Dataset entries
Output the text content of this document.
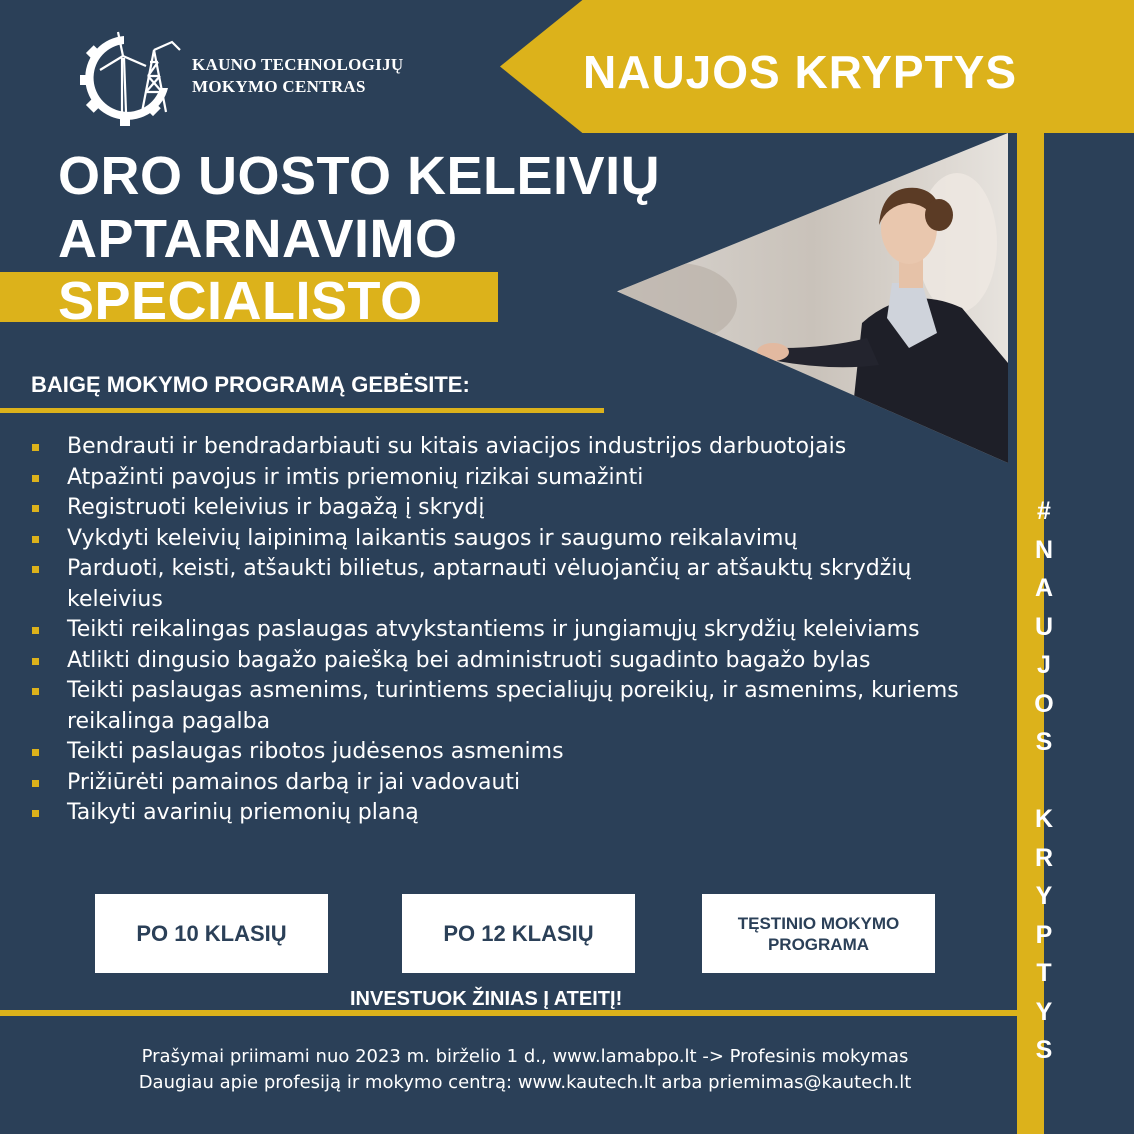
KAUNO TECHNOLOGIJŲ
MOKYMO CENTRAS	NAUJOS KRYPTYS
#
N
A
U
J
O
S
K
R
Y
P
T
Y
S
ORO UOSTO KELEIVIŲ
APTARNAVIMO
SPECIALISTO
BAIGĘ MOKYMO PROGRAMĄ GEBĖSITE:
Bendrauti ir bendradarbiauti su kitais aviacijos industrijos darbuotojais
Atpažinti pavojus ir imtis priemonių rizikai sumažinti
Registruoti keleivius ir bagažą į skrydį
Vykdyti keleivių laipinimą laikantis saugos ir saugumo reikalavimų
Parduoti, keisti, atšaukti bilietus, aptarnauti vėluojančių ar atšauktų skrydžių keleivius
Teikti reikalingas paslaugas atvykstantiems ir jungiamųjų skrydžių keleiviams
Atlikti dingusio bagažo paiešką bei administruoti sugadinto bagažo bylas
Teikti paslaugas asmenims, turintiems specialiųjų poreikių, ir asmenims, kuriems reikalinga pagalba
Teikti paslaugas ribotos judėsenos asmenims
Prižiūrėti pamainos darbą ir jai vadovauti
Taikyti avarinių priemonių planą
PO 10 KLASIŲ	PO 12 KLASIŲ	TĘSTINIO MOKYMO
PROGRAMA
INVESTUOK ŽINIAS Į ATEITĮ!
Prašymai priimami nuo 2023 m. birželio 1 d., www.lamabpo.lt -> Profesinis mokymas
Daugiau apie profesiją ir mokymo centrą: www.kautech.lt arba priemimas@kautech.lt
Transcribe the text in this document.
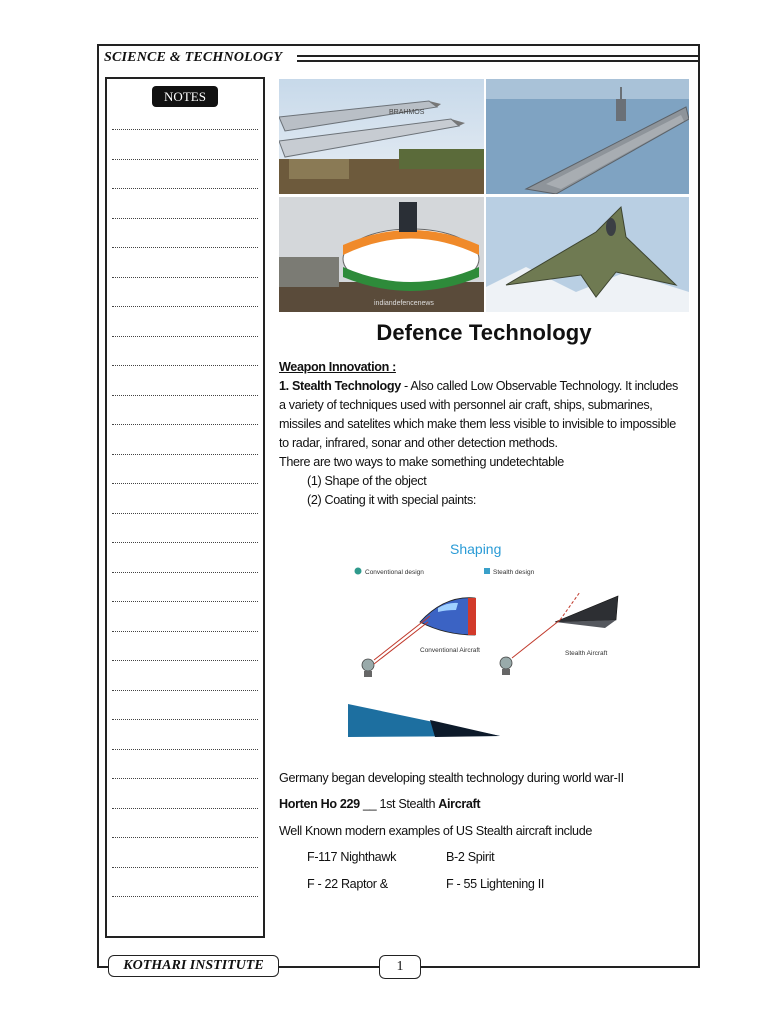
SCIENCE & TECHNOLOGY
NOTES
BRAHMOS
indiandefencenews
Defence Technology
Weapon Innovation :
1. Stealth Technology - Also called Low Observable Technology. It includes
a variety of techniques used with personnel air craft, ships, submarines,
missiles and satelites which make them less visible to invisible to impossible
to radar, infrared, sonar and other detection methods.
There are two ways to make something undetechtable
(1) Shape of the object
(2) Coating it with special paints:
Shaping
Conventional design	Stealth design
Conventional Aircraft	Stealth Aircraft
Germany began developing stealth technology during world war-II
Horten Ho 229 __ 1st Stealth Aircraft
Well Known modern examples of US Stealth aircraft include
F-117 Nighthawk	B-2 Spirit
F - 22 Raptor &	F - 55 Lightening II
KOTHARI INSTITUTE	1
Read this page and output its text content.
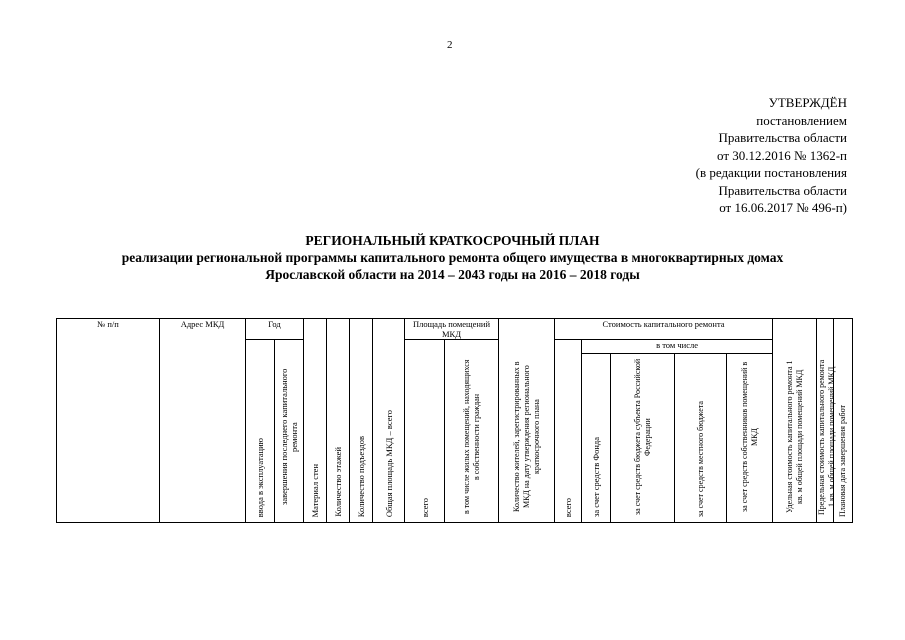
2
УТВЕРЖДЁН
постановлением
Правительства области
от 30.12.2016 № 1362-п
(в редакции постановления
Правительства области
от 16.06.2017 № 496-п)
РЕГИОНАЛЬНЫЙ КРАТКОСРОЧНЫЙ ПЛАН
реализации региональной программы капитального ремонта общего имущества в многоквартирных домах
Ярославской области на 2014 – 2043 годы на 2016 – 2018 годы
№ п/п	Адрес МКД	Год		Материал стен	Количество этажей	Количество подъездов	Общая площадь МКД – всего	Площадь помещений МКД		Количество жителей, зарегистрированных в МКД на дату утверждения регионального краткосрочного плана	Стоимость капитального ремонта					Удельная стоимость капитального ремонта 1 кв. м общей площади помещений МКД	Предельная стоимость капитального ремонта 1 кв. м общей площади помещений МКД	Плановая дата завершения работ
		ввода в эксплуатацию	завершения последнего капитального ремонта					всего	в том числе жилых помещений, находящихся в собственности граждан		всего	в том числе						
												за счет средств Фонда	за счет средств бюджета субъекта Российской Федерации	за счет средств местного бюджета	за счет средств собственников помещений в МКД			
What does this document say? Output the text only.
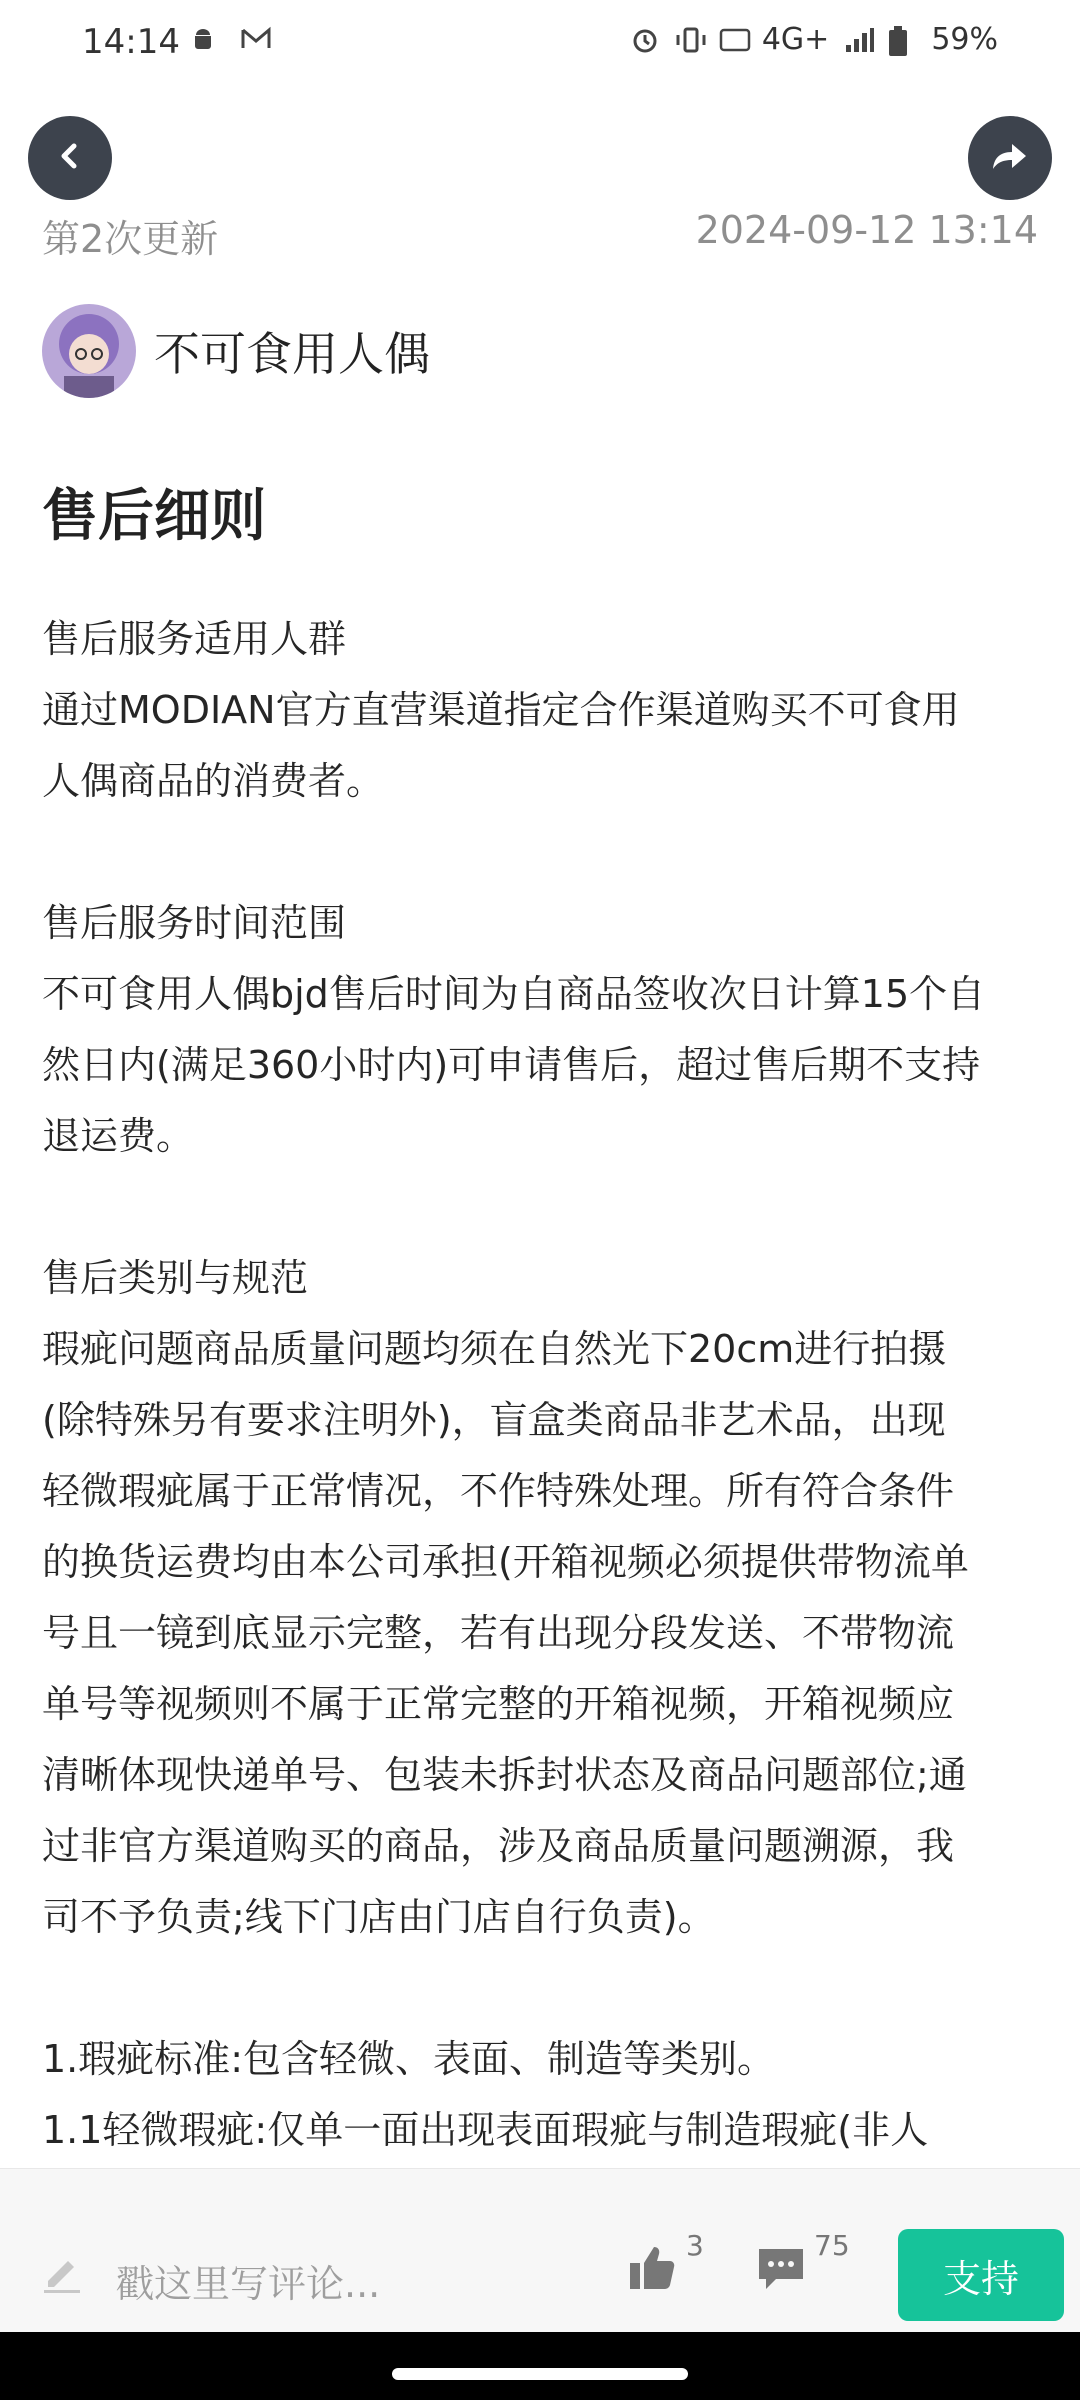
14:14	4G+	59%
第2次更新	2024-09-12 13:14
不可食用人偶
售后细则

售后服务适用人群
通过MODIAN官方直营渠道指定合作渠道购买不可食用
人偶商品的消费者。

售后服务时间范围
不可食用人偶bjd售后时间为自商品签收次日计算15个自
然日内(满足360小时内)可申请售后，超过售后期不支持
退运费。

售后类别与规范
瑕疵问题商品质量问题均须在自然光下20cm进行拍摄
(除特殊另有要求注明外)，盲盒类商品非艺术品，出现
轻微瑕疵属于正常情况，不作特殊处理。所有符合条件
的换货运费均由本公司承担(开箱视频必须提供带物流单
号且一镜到底显示完整，若有出现分段发送、不带物流
单号等视频则不属于正常完整的开箱视频，开箱视频应
清晰体现快递单号、包装未拆封状态及商品问题部位;通
过非官方渠道购买的商品，涉及商品质量问题溯源，我
司不予负责;线下门店由门店自行负责)。

1.瑕疵标准:包含轻微、表面、制造等类别。
1.1轻微瑕疵:仅单一面出现表面瑕疵与制造瑕疵(非人

戳这里写评论...
3	75
支持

WHAT IS EXPECTED: Each entry above is to be written out again unchanged, apart from the pictures, which are left out.

OUTPUT OF THE EXERCISE:
Output the text content of this document.
KAUNO TECHNOLOGIJŲ
MOKYMO CENTRAS	NAUJOS KRYPTYS
#
N
A
U
J
O
S
K
R
Y
P
T
Y
S
ORO UOSTO KELEIVIŲ
APTARNAVIMO
SPECIALISTO
BAIGĘ MOKYMO PROGRAMĄ GEBĖSITE:
Bendrauti ir bendradarbiauti su kitais aviacijos industrijos darbuotojais
Atpažinti pavojus ir imtis priemonių rizikai sumažinti
Registruoti keleivius ir bagažą į skrydį
Vykdyti keleivių laipinimą laikantis saugos ir saugumo reikalavimų
Parduoti, keisti, atšaukti bilietus, aptarnauti vėluojančių ar atšauktų skrydžių keleivius
Teikti reikalingas paslaugas atvykstantiems ir jungiamųjų skrydžių keleiviams
Atlikti dingusio bagažo paiešką bei administruoti sugadinto bagažo bylas
Teikti paslaugas asmenims, turintiems specialiųjų poreikių, ir asmenims, kuriems reikalinga pagalba
Teikti paslaugas ribotos judėsenos asmenims
Prižiūrėti pamainos darbą ir jai vadovauti
Taikyti avarinių priemonių planą
PO 10 KLASIŲ	PO 12 KLASIŲ	TĘSTINIO MOKYMO
PROGRAMA
INVESTUOK ŽINIAS Į ATEITĮ!
Prašymai priimami nuo 2023 m. birželio 1 d., www.lamabpo.lt -> Profesinis mokymas
Daugiau apie profesiją ir mokymo centrą: www.kautech.lt arba priemimas@kautech.lt
Transcribe the text in this document.
SCIENCE & TECHNOLOGY
NOTES
BRAHMOS
indiandefencenews
Defence Technology
Weapon Innovation :
1. Stealth Technology - Also called Low Observable Technology. It includes
a variety of techniques used with personnel air craft, ships, submarines,
missiles and satelites which make them less visible to invisible to impossible
to radar, infrared, sonar and other detection methods.
There are two ways to make something undetechtable
(1) Shape of the object
(2) Coating it with special paints:
Shaping
Conventional design	Stealth design
Conventional Aircraft	Stealth Aircraft
Germany began developing stealth technology during world war-II
Horten Ho 229 __ 1st Stealth Aircraft
Well Known modern examples of US Stealth aircraft include
F-117 Nighthawk	B-2 Spirit
F - 22 Raptor &	F - 55 Lightening II
KOTHARI INSTITUTE	1
Read this page and output its text content.
2
УТВЕРЖДЁН
постановлением
Правительства области
от 30.12.2016 № 1362-п
(в редакции постановления
Правительства области
от 16.06.2017 № 496-п)
РЕГИОНАЛЬНЫЙ КРАТКОСРОЧНЫЙ ПЛАН
реализации региональной программы капитального ремонта общего имущества в многоквартирных домах
Ярославской области на 2014 – 2043 годы на 2016 – 2018 годы
№ п/п	Адрес МКД	Год		Материал стен	Количество этажей	Количество подъездов	Общая площадь МКД – всего	Площадь помещений МКД		Количество жителей, зарегистрированных в МКД на дату утверждения регионального краткосрочного плана	Стоимость капитального ремонта					Удельная стоимость капитального ремонта 1 кв. м общей площади помещений МКД	Предельная стоимость капитального ремонта 1 кв. м общей площади помещений МКД	Плановая дата завершения работ
		ввода в эксплуатацию	завершения последнего капитального ремонта					всего	в том числе жилых помещений, находящихся в собственности граждан		всего	в том числе						
												за счет средств Фонда	за счет средств бюджета субъекта Российской Федерации	за счет средств местного бюджета	за счет средств собственников помещений в МКД			
What does this document say? Output the text only.
14:14	4G+	59%
第2次更新	2024-09-12 13:14
不可食用人偶
售后细则

售后服务适用人群
通过MODIAN官方直营渠道指定合作渠道购买不可食用
人偶商品的消费者。

售后服务时间范围
不可食用人偶bjd售后时间为自商品签收次日计算15个自
然日内(满足360小时内)可申请售后，超过售后期不支持
退运费。

售后类别与规范
瑕疵问题商品质量问题均须在自然光下20cm进行拍摄
(除特殊另有要求注明外)，盲盒类商品非艺术品，出现
轻微瑕疵属于正常情况，不作特殊处理。所有符合条件
的换货运费均由本公司承担(开箱视频必须提供带物流单
号且一镜到底显示完整，若有出现分段发送、不带物流
单号等视频则不属于正常完整的开箱视频，开箱视频应
清晰体现快递单号、包装未拆封状态及商品问题部位;通
过非官方渠道购买的商品，涉及商品质量问题溯源，我
司不予负责;线下门店由门店自行负责)。

1.瑕疵标准:包含轻微、表面、制造等类别。
1.1轻微瑕疵:仅单一面出现表面瑕疵与制造瑕疵(非人

戳这里写评论...
3	75
支持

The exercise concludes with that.